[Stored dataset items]
— BEGIN —
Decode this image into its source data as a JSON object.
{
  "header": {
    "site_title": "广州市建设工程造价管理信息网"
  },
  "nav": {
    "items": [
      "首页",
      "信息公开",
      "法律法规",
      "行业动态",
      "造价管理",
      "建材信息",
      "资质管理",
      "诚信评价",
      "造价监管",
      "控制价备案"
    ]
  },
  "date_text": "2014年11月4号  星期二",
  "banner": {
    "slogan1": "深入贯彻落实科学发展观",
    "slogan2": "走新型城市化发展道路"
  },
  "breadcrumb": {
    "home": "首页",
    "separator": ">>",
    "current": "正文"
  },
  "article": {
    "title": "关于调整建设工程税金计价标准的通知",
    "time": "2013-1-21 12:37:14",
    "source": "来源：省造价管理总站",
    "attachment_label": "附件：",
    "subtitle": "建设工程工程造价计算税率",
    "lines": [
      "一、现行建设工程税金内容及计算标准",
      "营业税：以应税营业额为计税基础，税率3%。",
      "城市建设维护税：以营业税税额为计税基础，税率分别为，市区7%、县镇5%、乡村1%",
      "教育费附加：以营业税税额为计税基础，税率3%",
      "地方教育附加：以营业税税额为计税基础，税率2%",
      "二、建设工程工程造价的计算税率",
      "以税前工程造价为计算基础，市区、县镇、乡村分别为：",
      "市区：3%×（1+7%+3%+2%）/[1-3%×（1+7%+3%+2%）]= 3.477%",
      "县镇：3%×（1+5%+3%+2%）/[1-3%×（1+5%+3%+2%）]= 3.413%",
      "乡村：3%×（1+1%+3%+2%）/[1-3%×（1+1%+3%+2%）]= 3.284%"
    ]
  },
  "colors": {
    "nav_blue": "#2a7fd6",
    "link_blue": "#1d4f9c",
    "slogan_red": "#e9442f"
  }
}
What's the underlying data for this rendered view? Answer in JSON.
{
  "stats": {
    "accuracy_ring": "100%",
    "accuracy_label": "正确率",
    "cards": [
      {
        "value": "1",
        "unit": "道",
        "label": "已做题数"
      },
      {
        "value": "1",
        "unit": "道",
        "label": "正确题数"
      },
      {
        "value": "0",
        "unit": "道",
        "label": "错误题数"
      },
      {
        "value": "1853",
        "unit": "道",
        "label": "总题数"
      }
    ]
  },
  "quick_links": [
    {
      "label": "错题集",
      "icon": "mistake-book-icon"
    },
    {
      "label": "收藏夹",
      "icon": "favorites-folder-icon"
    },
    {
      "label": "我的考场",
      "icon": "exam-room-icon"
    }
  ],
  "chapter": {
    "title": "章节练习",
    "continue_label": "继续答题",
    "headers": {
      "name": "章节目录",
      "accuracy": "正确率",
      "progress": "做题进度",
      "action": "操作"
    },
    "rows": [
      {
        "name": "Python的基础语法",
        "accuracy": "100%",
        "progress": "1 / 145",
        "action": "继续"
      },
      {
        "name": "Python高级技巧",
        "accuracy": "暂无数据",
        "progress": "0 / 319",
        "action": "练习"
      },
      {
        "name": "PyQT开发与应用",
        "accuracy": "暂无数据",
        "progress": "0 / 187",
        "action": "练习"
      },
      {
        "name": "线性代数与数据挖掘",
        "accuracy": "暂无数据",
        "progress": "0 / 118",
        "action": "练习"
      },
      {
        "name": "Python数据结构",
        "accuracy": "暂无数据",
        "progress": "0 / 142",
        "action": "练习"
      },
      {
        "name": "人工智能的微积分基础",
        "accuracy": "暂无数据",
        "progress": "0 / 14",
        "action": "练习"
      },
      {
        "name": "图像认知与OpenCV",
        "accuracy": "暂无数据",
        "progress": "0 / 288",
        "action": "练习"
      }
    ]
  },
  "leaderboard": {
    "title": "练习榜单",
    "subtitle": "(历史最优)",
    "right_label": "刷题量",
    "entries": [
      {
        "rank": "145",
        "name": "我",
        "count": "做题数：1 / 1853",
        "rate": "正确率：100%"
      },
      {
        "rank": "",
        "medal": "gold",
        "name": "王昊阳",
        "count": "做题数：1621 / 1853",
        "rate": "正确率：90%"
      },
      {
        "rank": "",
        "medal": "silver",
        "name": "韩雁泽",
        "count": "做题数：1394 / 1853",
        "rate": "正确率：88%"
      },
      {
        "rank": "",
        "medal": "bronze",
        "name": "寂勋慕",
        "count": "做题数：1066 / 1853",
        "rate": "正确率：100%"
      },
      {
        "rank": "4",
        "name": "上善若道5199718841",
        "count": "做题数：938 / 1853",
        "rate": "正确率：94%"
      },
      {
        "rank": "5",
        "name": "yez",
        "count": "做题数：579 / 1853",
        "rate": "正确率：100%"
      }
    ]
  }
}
— END —
**Task objective**
Pull out all lines containing "JSON".

**Task response**
Decode this image into its source data as a JSON object.
What's the underlying data for this rendered view? Answer in JSON.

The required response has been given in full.